**SHORT PROBLEM**
Return, unchanged, every line from the first one through the line containing "tab-label: 已完成 bbox=[1319, 411, 1365, 429]", including both.

○ ○ ○

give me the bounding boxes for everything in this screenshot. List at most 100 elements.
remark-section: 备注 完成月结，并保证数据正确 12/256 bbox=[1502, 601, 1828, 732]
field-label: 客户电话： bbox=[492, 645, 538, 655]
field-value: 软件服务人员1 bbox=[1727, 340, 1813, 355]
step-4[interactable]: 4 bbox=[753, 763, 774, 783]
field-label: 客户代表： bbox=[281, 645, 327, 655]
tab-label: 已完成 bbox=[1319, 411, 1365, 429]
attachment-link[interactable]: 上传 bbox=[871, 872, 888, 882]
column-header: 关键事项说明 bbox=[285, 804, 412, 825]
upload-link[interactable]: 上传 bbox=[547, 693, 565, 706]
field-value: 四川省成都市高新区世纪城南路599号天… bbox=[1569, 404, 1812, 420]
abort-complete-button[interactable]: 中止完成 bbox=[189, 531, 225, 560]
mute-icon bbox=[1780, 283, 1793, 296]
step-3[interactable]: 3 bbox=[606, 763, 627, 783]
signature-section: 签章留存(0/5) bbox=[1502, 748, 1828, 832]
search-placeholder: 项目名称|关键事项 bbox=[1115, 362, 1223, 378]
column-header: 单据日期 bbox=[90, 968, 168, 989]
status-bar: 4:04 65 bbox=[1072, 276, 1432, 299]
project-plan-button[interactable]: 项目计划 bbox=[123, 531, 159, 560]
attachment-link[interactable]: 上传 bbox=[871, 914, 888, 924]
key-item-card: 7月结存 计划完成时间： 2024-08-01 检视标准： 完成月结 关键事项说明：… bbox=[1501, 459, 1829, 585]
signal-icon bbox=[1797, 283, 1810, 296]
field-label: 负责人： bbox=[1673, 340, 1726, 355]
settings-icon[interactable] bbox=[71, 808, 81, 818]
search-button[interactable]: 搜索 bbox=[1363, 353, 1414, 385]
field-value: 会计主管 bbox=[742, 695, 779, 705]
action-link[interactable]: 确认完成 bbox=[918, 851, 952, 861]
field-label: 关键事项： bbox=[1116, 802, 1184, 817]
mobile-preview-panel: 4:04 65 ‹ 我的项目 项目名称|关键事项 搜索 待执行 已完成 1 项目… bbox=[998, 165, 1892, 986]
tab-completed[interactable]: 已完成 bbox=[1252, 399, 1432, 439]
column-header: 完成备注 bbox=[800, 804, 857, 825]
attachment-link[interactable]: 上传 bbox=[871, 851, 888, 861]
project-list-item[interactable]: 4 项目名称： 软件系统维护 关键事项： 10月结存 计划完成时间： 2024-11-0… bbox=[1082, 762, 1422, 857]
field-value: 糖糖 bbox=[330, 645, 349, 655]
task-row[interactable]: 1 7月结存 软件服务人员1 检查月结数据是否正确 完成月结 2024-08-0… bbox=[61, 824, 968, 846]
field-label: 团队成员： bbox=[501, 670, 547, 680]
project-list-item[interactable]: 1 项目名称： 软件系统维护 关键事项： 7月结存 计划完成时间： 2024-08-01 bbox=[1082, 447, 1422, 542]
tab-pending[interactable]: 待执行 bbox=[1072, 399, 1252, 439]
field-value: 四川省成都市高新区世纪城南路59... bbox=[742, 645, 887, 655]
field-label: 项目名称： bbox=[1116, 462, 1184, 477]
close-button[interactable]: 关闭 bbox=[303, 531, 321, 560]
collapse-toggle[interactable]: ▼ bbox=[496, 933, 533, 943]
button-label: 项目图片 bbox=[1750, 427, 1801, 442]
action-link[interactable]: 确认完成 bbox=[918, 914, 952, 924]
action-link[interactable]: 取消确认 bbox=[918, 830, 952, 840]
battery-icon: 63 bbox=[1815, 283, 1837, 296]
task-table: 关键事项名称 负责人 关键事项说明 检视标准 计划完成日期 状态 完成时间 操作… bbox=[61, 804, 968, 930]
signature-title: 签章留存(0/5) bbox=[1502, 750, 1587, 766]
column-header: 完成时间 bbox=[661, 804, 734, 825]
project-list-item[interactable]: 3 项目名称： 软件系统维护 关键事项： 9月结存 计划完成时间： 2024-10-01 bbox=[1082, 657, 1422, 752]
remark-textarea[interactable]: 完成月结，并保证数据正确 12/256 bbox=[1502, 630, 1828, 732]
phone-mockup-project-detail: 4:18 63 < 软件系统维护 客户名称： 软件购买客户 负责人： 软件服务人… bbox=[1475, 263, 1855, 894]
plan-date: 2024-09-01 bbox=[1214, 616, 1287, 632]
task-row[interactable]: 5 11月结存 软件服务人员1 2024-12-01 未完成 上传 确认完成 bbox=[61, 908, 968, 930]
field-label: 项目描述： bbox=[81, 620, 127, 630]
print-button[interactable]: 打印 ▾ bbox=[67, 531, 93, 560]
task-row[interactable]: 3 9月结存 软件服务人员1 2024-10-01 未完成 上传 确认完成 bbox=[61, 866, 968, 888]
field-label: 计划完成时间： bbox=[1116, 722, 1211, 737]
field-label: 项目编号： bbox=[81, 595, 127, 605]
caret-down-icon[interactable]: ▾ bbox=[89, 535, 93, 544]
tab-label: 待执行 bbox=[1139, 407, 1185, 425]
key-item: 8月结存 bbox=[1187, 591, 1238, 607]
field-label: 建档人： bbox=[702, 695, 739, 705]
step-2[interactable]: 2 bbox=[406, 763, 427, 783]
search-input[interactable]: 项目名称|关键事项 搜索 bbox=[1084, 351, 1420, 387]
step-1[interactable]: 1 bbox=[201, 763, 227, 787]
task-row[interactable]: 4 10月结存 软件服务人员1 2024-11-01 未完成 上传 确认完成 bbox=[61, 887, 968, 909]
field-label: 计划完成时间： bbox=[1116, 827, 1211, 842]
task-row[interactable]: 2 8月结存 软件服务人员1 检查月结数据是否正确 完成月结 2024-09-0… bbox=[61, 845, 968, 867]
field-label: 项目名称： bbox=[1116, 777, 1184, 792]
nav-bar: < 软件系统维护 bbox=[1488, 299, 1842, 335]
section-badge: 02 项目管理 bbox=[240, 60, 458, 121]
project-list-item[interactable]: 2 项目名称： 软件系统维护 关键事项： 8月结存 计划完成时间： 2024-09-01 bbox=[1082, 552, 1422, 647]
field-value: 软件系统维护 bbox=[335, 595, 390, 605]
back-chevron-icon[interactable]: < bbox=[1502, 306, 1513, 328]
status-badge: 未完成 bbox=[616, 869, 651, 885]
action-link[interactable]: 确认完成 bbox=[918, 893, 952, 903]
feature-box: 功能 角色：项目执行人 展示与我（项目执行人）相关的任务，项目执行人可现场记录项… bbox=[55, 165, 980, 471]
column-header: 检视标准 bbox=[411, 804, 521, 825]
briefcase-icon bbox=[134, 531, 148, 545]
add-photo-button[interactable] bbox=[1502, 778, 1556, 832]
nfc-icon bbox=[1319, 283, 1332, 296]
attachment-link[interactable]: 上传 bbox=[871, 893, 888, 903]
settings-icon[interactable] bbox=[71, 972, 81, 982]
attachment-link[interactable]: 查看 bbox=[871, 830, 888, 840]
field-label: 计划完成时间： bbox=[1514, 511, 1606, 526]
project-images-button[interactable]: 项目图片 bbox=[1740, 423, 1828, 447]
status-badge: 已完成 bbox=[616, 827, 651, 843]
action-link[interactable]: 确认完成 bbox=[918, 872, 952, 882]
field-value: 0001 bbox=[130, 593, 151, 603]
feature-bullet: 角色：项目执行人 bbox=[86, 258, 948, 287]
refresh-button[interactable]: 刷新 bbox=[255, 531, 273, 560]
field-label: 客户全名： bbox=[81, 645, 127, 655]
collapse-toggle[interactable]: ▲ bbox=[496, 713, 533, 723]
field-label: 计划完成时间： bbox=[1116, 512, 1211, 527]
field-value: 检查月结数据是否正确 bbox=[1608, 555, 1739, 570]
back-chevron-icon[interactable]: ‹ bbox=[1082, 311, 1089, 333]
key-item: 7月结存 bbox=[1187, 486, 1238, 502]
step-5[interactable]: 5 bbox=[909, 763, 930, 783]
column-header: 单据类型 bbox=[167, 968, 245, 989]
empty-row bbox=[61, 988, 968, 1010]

○ ○ ○

**RESPONSE FOR THIS EXERCISE**
give me the bounding boxes for everything in this screenshot. List at most 100 elements.
remark-section: 备注 完成月结，并保证数据正确 12/256 bbox=[1502, 601, 1828, 732]
field-label: 客户电话： bbox=[492, 645, 538, 655]
field-value: 软件服务人员1 bbox=[1727, 340, 1813, 355]
step-4[interactable]: 4 bbox=[753, 763, 774, 783]
field-label: 客户代表： bbox=[281, 645, 327, 655]
tab-label: 已完成 bbox=[1319, 411, 1365, 429]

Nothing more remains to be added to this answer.